*** INPUT ***
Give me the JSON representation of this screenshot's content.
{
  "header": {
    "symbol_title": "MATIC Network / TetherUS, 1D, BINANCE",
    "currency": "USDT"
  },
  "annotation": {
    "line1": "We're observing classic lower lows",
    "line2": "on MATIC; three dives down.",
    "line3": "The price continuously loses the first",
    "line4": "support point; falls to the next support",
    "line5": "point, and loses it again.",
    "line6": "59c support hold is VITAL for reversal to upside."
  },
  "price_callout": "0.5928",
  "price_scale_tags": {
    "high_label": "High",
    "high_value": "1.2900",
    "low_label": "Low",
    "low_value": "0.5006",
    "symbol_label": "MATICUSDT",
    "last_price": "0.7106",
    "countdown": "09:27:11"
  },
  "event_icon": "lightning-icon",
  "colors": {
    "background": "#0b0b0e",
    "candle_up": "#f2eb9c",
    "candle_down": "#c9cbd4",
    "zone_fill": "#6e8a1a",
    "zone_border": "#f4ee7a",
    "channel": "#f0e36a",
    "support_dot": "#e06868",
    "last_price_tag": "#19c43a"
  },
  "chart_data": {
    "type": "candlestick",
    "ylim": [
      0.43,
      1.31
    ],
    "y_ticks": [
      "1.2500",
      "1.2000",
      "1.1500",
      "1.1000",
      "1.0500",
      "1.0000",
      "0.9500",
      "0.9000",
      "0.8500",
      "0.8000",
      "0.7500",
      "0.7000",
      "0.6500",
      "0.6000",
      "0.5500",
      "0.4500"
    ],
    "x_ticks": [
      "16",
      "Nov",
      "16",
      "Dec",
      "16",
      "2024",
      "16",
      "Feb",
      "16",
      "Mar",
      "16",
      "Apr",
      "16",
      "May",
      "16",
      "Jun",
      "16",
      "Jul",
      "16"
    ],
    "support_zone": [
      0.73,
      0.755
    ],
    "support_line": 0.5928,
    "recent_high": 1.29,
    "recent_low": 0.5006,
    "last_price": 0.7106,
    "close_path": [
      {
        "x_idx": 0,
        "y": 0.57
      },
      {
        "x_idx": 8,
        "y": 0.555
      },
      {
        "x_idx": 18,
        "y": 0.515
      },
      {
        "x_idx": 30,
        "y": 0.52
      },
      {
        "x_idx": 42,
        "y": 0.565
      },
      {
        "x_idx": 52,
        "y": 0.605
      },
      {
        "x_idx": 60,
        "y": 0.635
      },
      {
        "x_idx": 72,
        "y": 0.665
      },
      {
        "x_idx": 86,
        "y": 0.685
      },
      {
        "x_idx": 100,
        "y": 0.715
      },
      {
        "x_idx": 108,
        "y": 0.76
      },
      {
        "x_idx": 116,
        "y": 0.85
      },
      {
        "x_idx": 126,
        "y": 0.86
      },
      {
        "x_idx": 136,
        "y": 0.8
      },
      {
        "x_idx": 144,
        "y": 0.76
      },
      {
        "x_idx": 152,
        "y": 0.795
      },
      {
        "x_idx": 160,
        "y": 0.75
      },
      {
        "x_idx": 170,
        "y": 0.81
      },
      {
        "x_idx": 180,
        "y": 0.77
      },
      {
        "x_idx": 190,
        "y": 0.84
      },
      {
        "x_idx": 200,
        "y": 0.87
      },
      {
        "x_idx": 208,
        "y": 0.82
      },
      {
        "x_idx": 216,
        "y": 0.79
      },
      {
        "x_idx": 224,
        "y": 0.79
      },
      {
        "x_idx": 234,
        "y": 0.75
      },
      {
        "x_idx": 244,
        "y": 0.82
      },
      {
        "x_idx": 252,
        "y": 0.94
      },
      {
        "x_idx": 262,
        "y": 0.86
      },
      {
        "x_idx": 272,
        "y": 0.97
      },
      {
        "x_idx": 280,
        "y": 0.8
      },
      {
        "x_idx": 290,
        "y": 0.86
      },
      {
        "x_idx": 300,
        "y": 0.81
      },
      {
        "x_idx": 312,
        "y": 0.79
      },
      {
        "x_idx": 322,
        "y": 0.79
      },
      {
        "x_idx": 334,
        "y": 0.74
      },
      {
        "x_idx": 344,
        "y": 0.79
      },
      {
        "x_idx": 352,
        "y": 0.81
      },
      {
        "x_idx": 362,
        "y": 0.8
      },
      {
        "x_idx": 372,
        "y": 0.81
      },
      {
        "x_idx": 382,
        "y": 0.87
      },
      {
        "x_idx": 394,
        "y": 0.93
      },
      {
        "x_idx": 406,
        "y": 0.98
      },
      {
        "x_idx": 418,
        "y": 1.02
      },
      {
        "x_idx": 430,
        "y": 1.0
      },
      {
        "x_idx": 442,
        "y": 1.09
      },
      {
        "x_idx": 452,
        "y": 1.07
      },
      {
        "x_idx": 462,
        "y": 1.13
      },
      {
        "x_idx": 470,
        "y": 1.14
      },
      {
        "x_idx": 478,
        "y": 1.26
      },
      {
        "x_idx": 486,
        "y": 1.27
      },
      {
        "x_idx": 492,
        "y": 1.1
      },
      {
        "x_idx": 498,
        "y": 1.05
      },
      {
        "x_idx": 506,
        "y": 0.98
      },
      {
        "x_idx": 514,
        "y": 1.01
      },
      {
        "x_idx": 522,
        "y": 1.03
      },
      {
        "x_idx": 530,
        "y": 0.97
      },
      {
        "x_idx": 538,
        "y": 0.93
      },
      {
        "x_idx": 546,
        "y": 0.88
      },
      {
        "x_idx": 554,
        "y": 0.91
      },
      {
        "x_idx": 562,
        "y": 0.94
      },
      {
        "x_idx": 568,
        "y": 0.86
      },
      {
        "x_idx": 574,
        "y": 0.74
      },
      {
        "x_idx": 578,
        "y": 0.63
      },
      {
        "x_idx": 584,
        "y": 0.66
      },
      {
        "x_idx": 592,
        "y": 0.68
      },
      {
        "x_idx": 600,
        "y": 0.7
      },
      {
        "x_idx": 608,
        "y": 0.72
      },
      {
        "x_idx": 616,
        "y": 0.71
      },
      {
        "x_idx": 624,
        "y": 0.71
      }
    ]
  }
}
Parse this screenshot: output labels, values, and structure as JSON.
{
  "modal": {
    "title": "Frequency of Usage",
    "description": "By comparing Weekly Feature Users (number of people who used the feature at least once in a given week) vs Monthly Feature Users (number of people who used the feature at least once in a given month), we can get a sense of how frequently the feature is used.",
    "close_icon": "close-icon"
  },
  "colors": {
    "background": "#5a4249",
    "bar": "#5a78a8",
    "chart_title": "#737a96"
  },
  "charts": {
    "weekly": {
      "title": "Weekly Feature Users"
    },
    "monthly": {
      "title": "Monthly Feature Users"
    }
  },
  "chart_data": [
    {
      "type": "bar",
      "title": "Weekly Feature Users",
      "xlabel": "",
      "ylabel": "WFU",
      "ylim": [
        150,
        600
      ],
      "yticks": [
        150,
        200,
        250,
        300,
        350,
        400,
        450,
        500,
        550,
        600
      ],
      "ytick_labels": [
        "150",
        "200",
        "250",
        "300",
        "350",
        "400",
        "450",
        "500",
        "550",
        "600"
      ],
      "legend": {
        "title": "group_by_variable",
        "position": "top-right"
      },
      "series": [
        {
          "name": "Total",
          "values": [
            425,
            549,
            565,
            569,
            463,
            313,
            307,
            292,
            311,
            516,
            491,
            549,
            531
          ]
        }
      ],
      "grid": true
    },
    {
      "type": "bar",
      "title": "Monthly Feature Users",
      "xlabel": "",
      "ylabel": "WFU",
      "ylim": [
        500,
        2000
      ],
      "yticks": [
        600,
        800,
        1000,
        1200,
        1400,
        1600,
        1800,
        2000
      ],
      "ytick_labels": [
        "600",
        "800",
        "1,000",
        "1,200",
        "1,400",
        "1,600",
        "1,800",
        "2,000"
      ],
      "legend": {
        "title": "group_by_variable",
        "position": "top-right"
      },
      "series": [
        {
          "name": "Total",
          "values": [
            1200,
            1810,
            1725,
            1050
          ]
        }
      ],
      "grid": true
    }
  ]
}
***
> _TASK DESCRIPTION_: Using the material above, copy every line in which the string "screenshot" occurs.

> _OUTPUT OF THE EXERCISE_:
Give me the JSON representation of this screenshot's content.
Parse this screenshot: output labels, values, and structure as JSON.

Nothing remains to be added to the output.